Task instructions:
Please determine how many lines of the material include the word "this", and respond with nothing but that number.

##### Records for the task #####

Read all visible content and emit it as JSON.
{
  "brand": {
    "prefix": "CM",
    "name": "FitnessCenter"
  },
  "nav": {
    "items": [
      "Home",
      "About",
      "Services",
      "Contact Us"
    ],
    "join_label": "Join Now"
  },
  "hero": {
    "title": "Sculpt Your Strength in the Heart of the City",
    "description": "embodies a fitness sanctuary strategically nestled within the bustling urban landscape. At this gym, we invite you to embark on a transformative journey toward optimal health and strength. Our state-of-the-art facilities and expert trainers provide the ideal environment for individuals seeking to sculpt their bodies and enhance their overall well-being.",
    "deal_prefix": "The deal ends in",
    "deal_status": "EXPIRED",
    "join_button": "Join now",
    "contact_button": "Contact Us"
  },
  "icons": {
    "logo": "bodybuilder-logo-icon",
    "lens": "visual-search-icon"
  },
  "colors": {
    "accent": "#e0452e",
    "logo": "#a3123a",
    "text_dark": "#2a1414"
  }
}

#####
##### Records for the task #####

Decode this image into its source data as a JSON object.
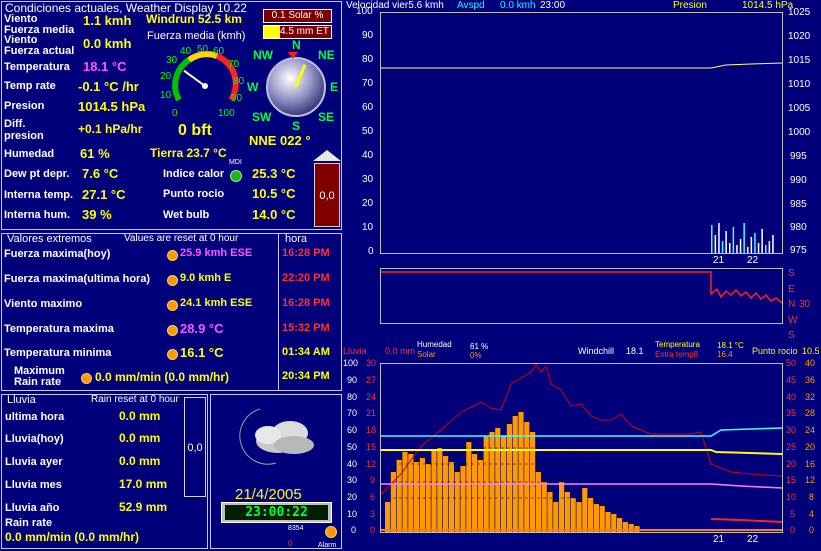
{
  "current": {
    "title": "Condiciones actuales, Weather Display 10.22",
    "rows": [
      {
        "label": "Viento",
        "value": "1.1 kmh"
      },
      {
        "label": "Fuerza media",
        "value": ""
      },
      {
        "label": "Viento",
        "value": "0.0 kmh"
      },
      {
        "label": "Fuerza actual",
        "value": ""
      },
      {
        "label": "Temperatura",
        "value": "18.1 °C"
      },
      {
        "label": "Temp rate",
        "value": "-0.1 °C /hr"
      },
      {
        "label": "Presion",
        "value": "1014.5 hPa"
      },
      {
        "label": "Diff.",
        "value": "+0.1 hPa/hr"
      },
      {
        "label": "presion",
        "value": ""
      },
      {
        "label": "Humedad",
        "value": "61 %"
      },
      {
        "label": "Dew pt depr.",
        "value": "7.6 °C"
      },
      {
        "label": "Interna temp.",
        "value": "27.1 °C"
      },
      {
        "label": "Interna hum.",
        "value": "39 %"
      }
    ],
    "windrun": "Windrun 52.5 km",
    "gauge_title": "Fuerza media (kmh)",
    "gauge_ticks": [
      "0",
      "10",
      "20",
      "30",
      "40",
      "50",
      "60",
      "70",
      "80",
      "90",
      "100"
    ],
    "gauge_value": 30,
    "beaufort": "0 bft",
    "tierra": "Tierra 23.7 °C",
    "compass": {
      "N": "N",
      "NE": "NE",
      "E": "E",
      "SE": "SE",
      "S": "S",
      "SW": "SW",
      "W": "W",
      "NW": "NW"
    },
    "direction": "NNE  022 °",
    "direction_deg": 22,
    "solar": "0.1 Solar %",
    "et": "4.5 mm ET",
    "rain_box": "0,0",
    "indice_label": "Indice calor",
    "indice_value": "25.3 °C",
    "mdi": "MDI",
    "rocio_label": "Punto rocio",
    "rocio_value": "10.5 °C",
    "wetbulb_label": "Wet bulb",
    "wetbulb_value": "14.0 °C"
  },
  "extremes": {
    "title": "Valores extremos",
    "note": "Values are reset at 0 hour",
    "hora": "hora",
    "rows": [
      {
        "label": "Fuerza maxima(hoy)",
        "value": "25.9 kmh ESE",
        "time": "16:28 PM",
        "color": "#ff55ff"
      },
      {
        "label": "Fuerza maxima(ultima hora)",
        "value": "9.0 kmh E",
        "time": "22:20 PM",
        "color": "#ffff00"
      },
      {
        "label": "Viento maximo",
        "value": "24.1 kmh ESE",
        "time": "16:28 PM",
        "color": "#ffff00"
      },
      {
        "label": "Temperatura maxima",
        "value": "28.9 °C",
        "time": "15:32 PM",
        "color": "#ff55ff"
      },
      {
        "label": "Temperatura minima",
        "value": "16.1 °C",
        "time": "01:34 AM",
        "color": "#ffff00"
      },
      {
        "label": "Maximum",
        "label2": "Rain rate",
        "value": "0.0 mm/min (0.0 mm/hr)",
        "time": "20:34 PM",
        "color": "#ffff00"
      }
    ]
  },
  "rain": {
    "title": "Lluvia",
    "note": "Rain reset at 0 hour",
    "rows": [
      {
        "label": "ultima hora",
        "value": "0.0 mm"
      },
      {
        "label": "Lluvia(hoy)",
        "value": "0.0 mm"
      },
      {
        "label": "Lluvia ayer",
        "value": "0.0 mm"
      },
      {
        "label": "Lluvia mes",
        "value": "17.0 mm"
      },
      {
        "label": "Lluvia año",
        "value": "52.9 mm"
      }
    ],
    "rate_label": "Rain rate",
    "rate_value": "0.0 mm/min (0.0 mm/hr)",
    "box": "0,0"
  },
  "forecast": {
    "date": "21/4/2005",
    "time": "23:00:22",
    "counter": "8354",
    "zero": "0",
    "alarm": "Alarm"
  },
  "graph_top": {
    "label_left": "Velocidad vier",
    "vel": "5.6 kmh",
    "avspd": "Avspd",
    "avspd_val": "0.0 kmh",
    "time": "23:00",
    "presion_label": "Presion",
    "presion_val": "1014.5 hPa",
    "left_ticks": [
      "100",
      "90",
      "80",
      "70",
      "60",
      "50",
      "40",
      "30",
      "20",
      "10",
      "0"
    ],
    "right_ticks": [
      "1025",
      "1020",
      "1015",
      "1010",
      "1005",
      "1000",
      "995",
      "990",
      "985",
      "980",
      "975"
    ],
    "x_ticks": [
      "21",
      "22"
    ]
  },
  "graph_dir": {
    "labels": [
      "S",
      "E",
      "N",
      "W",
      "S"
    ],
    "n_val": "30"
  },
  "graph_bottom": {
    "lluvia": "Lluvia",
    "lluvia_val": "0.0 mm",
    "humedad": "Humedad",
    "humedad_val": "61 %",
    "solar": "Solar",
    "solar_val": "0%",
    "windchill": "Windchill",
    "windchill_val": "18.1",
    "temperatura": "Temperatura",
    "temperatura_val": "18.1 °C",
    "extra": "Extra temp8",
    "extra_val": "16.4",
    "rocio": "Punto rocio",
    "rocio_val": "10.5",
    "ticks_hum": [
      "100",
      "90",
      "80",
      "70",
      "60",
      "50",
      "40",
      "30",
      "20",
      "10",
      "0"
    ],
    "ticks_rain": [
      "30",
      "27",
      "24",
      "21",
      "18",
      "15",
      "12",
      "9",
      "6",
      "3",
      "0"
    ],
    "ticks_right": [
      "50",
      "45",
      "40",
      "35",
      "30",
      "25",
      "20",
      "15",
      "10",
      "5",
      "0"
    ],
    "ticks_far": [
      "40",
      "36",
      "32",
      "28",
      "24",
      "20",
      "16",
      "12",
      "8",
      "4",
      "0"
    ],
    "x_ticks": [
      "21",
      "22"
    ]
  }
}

#####

Written response:
2